> [TASK INSTRUCTIONS]: Transcribe the records exactly. Pictures do not belong in the transcription.

> [ROWS]:
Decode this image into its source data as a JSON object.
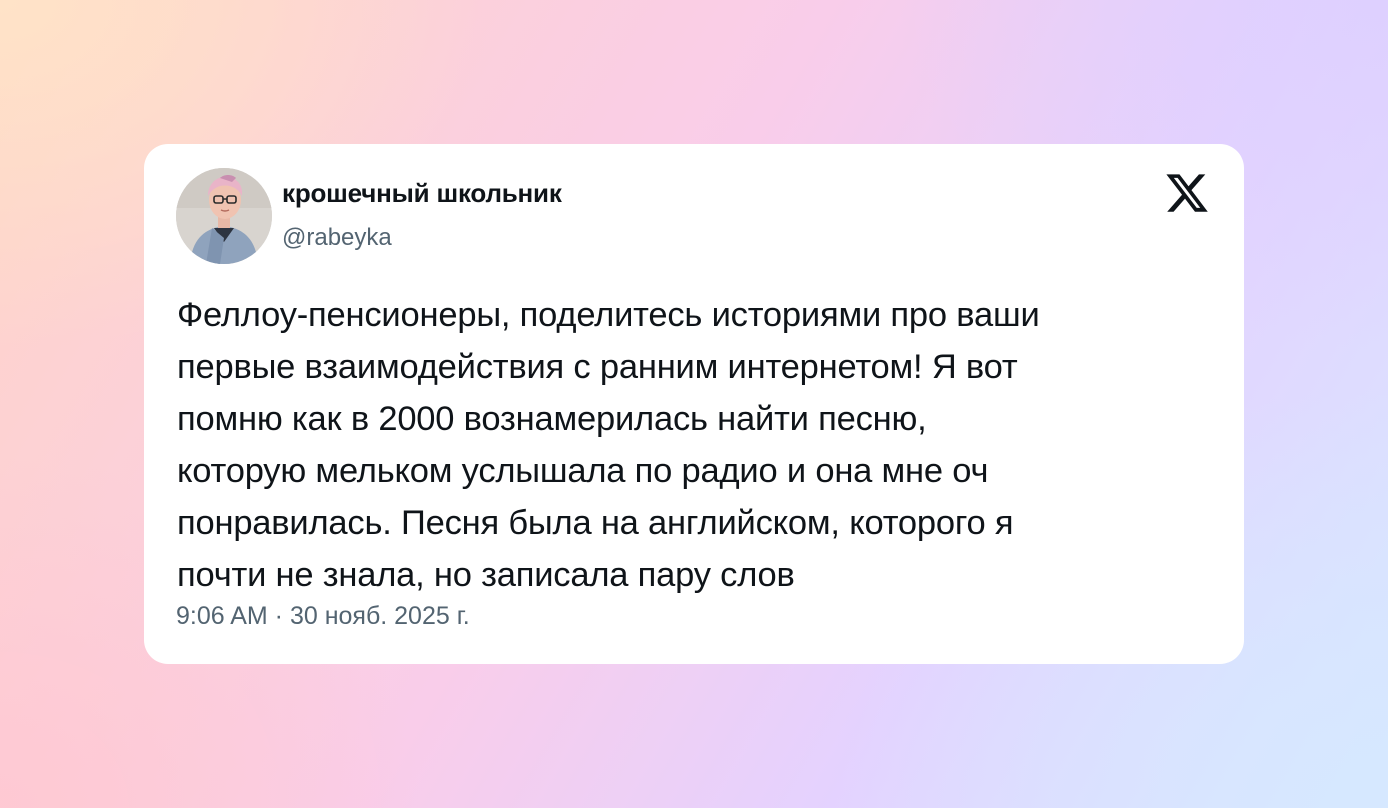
{
  "tweet": {
    "author_name": "крошечный школьник",
    "author_handle": "@rabeyka",
    "text": "Феллоу-пенсионеры, поделитесь историями про ваши\nпервые взаимодействия с ранним интернетом! Я вот\nпомню как в 2000 вознамерилась найти песню,\nкоторую мельком услышала по радио и она мне оч\nпонравилась. Песня была на английском, которого я\nпочти не знала, но записала пару слов",
    "timestamp": "9:06 AM · 30 нояб. 2025 г."
  },
  "icons": {
    "brand_logo": "x-logo-icon",
    "avatar": "avatar-photo"
  },
  "colors": {
    "primary_text": "#0f1419",
    "secondary_text": "#536471",
    "card_background": "#ffffff"
  }
}
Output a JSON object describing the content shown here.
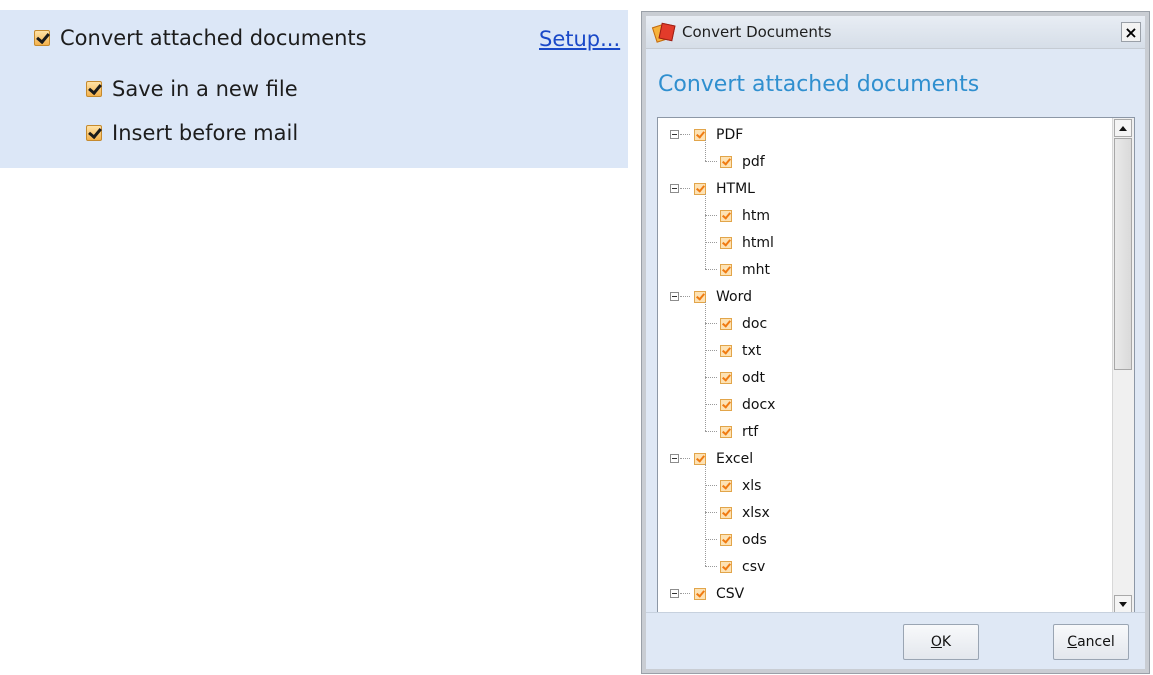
{
  "options_panel": {
    "convert_label": "Convert attached documents",
    "convert_checked": true,
    "setup_link": "Setup...",
    "save_new_file_label": "Save in a new file",
    "save_new_file_checked": true,
    "insert_before_mail_label": "Insert before mail",
    "insert_before_mail_checked": true
  },
  "dialog": {
    "title": "Convert Documents",
    "close_glyph": "×",
    "heading": "Convert attached documents",
    "tree": [
      {
        "label": "PDF",
        "checked": true,
        "children": [
          {
            "label": "pdf",
            "checked": true
          }
        ]
      },
      {
        "label": "HTML",
        "checked": true,
        "children": [
          {
            "label": "htm",
            "checked": true
          },
          {
            "label": "html",
            "checked": true
          },
          {
            "label": "mht",
            "checked": true
          }
        ]
      },
      {
        "label": "Word",
        "checked": true,
        "children": [
          {
            "label": "doc",
            "checked": true
          },
          {
            "label": "txt",
            "checked": true
          },
          {
            "label": "odt",
            "checked": true
          },
          {
            "label": "docx",
            "checked": true
          },
          {
            "label": "rtf",
            "checked": true
          }
        ]
      },
      {
        "label": "Excel",
        "checked": true,
        "children": [
          {
            "label": "xls",
            "checked": true
          },
          {
            "label": "xlsx",
            "checked": true
          },
          {
            "label": "ods",
            "checked": true
          },
          {
            "label": "csv",
            "checked": true
          }
        ]
      },
      {
        "label": "CSV",
        "checked": true,
        "children": []
      }
    ],
    "ok_mnemonic": "O",
    "ok_rest": "K",
    "cancel_mnemonic": "C",
    "cancel_rest": "ancel"
  },
  "colors": {
    "panel_bg": "#dce7f7",
    "heading": "#2f8fcf",
    "link": "#1a49c8",
    "checkbox_fill": "#f4b24d"
  }
}
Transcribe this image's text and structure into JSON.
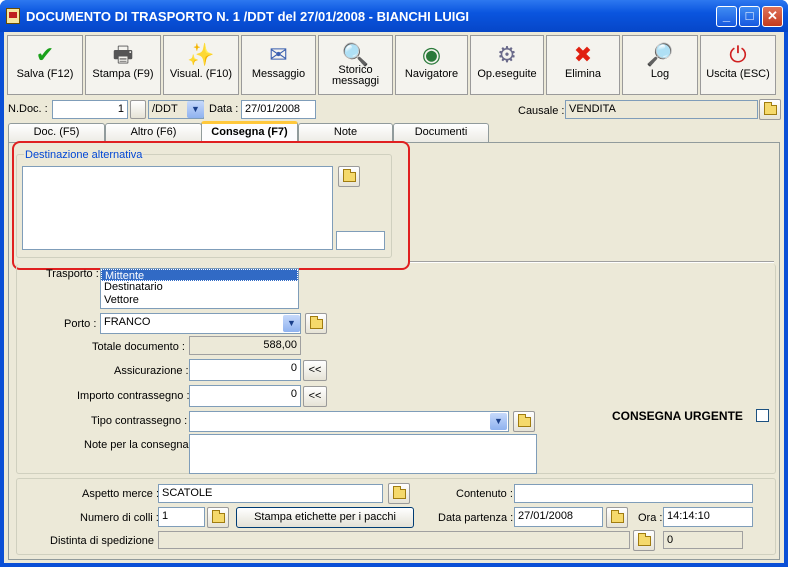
{
  "window": {
    "title": "DOCUMENTO DI TRASPORTO N. 1 /DDT del 27/01/2008 - BIANCHI LUIGI",
    "min": "_",
    "max": "□",
    "close": "✕"
  },
  "toolbar": [
    {
      "name": "save",
      "label": "Salva (F12)",
      "icon": "✔",
      "color": "#1aa11a"
    },
    {
      "name": "print",
      "label": "Stampa (F9)",
      "icon": "🖶",
      "color": "#555555"
    },
    {
      "name": "preview",
      "label": "Visual. (F10)",
      "icon": "✨",
      "color": "#7a5a20"
    },
    {
      "name": "message",
      "label": "Messaggio",
      "icon": "✉",
      "color": "#3a5fb0"
    },
    {
      "name": "history",
      "label": "Storico messaggi",
      "icon": "🔍",
      "color": "#3a5fb0"
    },
    {
      "name": "browser",
      "label": "Navigatore",
      "icon": "◉",
      "color": "#2a7a3a"
    },
    {
      "name": "operations",
      "label": "Op.eseguite",
      "icon": "⚙",
      "color": "#6a6a8a"
    },
    {
      "name": "delete",
      "label": "Elimina",
      "icon": "✖",
      "color": "#e02010"
    },
    {
      "name": "log",
      "label": "Log",
      "icon": "🔎",
      "color": "#2a60c0"
    },
    {
      "name": "exit",
      "label": "Uscita (ESC)",
      "icon": "⏻",
      "color": "#d02020"
    }
  ],
  "header": {
    "ndoc_label": "N.Doc. :",
    "ndoc_value": "1",
    "series_value": "/DDT",
    "date_label": "Data :",
    "date_value": "27/01/2008",
    "causale_label": "Causale :",
    "causale_value": "VENDITA"
  },
  "tabs": [
    "Doc. (F5)",
    "Altro (F6)",
    "Consegna (F7)",
    "Note",
    "Documenti"
  ],
  "destinazione": {
    "legend": "Destinazione alternativa",
    "text": "",
    "small": ""
  },
  "trasporto": {
    "label": "Trasporto :",
    "options": [
      "Mittente",
      "Destinatario",
      "Vettore"
    ],
    "selected": "Mittente"
  },
  "porto": {
    "label": "Porto :",
    "value": "FRANCO"
  },
  "totale": {
    "label": "Totale documento :",
    "value": "588,00"
  },
  "assicurazione": {
    "label": "Assicurazione :",
    "value": "0",
    "button": "<<"
  },
  "contrassegno": {
    "label": "Importo contrassegno :",
    "value": "0",
    "button": "<<"
  },
  "tipo_contrassegno": {
    "label": "Tipo contrassegno :",
    "value": ""
  },
  "note_consegna": {
    "label": "Note per la consegna",
    "value": ""
  },
  "urgente": {
    "label": "CONSEGNA URGENTE",
    "checked": false
  },
  "bottom": {
    "aspetto_label": "Aspetto merce :",
    "aspetto_value": "SCATOLE",
    "contenuto_label": "Contenuto :",
    "contenuto_value": "",
    "colli_label": "Numero di colli :",
    "colli_value": "1",
    "etichette_button": "Stampa etichette per i pacchi",
    "partenza_label": "Data partenza :",
    "partenza_value": "27/01/2008",
    "ora_label": "Ora :",
    "ora_value": "14:14:10",
    "distinta_label": "Distinta di spedizione :",
    "distinta_value": "",
    "distinta_num": "0"
  },
  "colors": {
    "title": "#0a55df",
    "highlight": "#e02020",
    "selection": "#316ac5"
  }
}
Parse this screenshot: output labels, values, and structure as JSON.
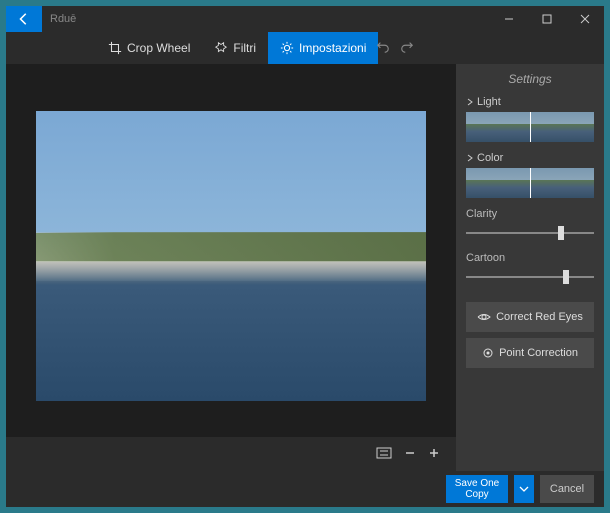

> [SOLUTION TO THIS EXERCISE]:
Decode this image into its source data as a JSON object.
{
  "tweet": {
    "author_name": "крошечный школьник",
    "author_handle": "@rabeyka",
    "text": "Феллоу-пенсионеры, поделитесь историями про ваши\nпервые взаимодействия с ранним интернетом! Я вот\nпомню как в 2000 вознамерилась найти песню,\nкоторую мельком услышала по радио и она мне оч\nпонравилась. Песня была на английском, которого я\nпочти не знала, но записала пару слов",
    "timestamp": "9:06 AM · 30 нояб. 2025 г."
  },
  "icons": {
    "brand_logo": "x-logo-icon",
    "avatar": "avatar-photo"
  },
  "colors": {
    "primary_text": "#0f1419",
    "secondary_text": "#536471",
    "card_background": "#ffffff"
  }
}
Output a JSON object describing the content shown here.
{
  "options_panel": {
    "convert_label": "Convert attached documents",
    "convert_checked": true,
    "setup_link": "Setup...",
    "save_new_file_label": "Save in a new file",
    "save_new_file_checked": true,
    "insert_before_mail_label": "Insert before mail",
    "insert_before_mail_checked": true
  },
  "dialog": {
    "title": "Convert Documents",
    "close_glyph": "×",
    "heading": "Convert attached documents",
    "tree": [
      {
        "label": "PDF",
        "checked": true,
        "children": [
          {
            "label": "pdf",
            "checked": true
          }
        ]
      },
      {
        "label": "HTML",
        "checked": true,
        "children": [
          {
            "label": "htm",
            "checked": true
          },
          {
            "label": "html",
            "checked": true
          },
          {
            "label": "mht",
            "checked": true
          }
        ]
      },
      {
        "label": "Word",
        "checked": true,
        "children": [
          {
            "label": "doc",
            "checked": true
          },
          {
            "label": "txt",
            "checked": true
          },
          {
            "label": "odt",
            "checked": true
          },
          {
            "label": "docx",
            "checked": true
          },
          {
            "label": "rtf",
            "checked": true
          }
        ]
      },
      {
        "label": "Excel",
        "checked": true,
        "children": [
          {
            "label": "xls",
            "checked": true
          },
          {
            "label": "xlsx",
            "checked": true
          },
          {
            "label": "ods",
            "checked": true
          },
          {
            "label": "csv",
            "checked": true
          }
        ]
      },
      {
        "label": "CSV",
        "checked": true,
        "children": []
      }
    ],
    "ok_mnemonic": "O",
    "ok_rest": "K",
    "cancel_mnemonic": "C",
    "cancel_rest": "ancel"
  },
  "colors": {
    "panel_bg": "#dce7f7",
    "heading": "#2f8fcf",
    "link": "#1a49c8",
    "checkbox_fill": "#f4b24d"
  }
}
Transcribe this image's text and structure into JSON.
{
  "window": {
    "title": "DOCUMENTO DI TRASPORTO N. 1 /DDT del 27/01/2008 - BIANCHI LUIGI",
    "min": "_",
    "max": "□",
    "close": "✕"
  },
  "toolbar": [
    {
      "name": "save",
      "label": "Salva (F12)",
      "icon": "✔",
      "color": "#1aa11a"
    },
    {
      "name": "print",
      "label": "Stampa (F9)",
      "icon": "🖶",
      "color": "#555555"
    },
    {
      "name": "preview",
      "label": "Visual. (F10)",
      "icon": "✨",
      "color": "#7a5a20"
    },
    {
      "name": "message",
      "label": "Messaggio",
      "icon": "✉",
      "color": "#3a5fb0"
    },
    {
      "name": "history",
      "label": "Storico messaggi",
      "icon": "🔍",
      "color": "#3a5fb0"
    },
    {
      "name": "browser",
      "label": "Navigatore",
      "icon": "◉",
      "color": "#2a7a3a"
    },
    {
      "name": "operations",
      "label": "Op.eseguite",
      "icon": "⚙",
      "color": "#6a6a8a"
    },
    {
      "name": "delete",
      "label": "Elimina",
      "icon": "✖",
      "color": "#e02010"
    },
    {
      "name": "log",
      "label": "Log",
      "icon": "🔎",
      "color": "#2a60c0"
    },
    {
      "name": "exit",
      "label": "Uscita (ESC)",
      "icon": "⏻",
      "color": "#d02020"
    }
  ],
  "header": {
    "ndoc_label": "N.Doc. :",
    "ndoc_value": "1",
    "series_value": "/DDT",
    "date_label": "Data :",
    "date_value": "27/01/2008",
    "causale_label": "Causale :",
    "causale_value": "VENDITA"
  },
  "tabs": [
    "Doc. (F5)",
    "Altro (F6)",
    "Consegna (F7)",
    "Note",
    "Documenti"
  ],
  "destinazione": {
    "legend": "Destinazione alternativa",
    "text": "",
    "small": ""
  },
  "trasporto": {
    "label": "Trasporto :",
    "options": [
      "Mittente",
      "Destinatario",
      "Vettore"
    ],
    "selected": "Mittente"
  },
  "porto": {
    "label": "Porto :",
    "value": "FRANCO"
  },
  "totale": {
    "label": "Totale documento :",
    "value": "588,00"
  },
  "assicurazione": {
    "label": "Assicurazione :",
    "value": "0",
    "button": "<<"
  },
  "contrassegno": {
    "label": "Importo contrassegno :",
    "value": "0",
    "button": "<<"
  },
  "tipo_contrassegno": {
    "label": "Tipo contrassegno :",
    "value": ""
  },
  "note_consegna": {
    "label": "Note per la consegna",
    "value": ""
  },
  "urgente": {
    "label": "CONSEGNA URGENTE",
    "checked": false
  },
  "bottom": {
    "aspetto_label": "Aspetto merce :",
    "aspetto_value": "SCATOLE",
    "contenuto_label": "Contenuto :",
    "contenuto_value": "",
    "colli_label": "Numero di colli :",
    "colli_value": "1",
    "etichette_button": "Stampa etichette per i pacchi",
    "partenza_label": "Data partenza :",
    "partenza_value": "27/01/2008",
    "ora_label": "Ora :",
    "ora_value": "14:14:10",
    "distinta_label": "Distinta di spedizione :",
    "distinta_value": "",
    "distinta_num": "0"
  },
  "colors": {
    "title": "#0a55df",
    "highlight": "#e02020",
    "selection": "#316ac5"
  }
}
Parse this screenshot: output labels, values, and structure as JSON.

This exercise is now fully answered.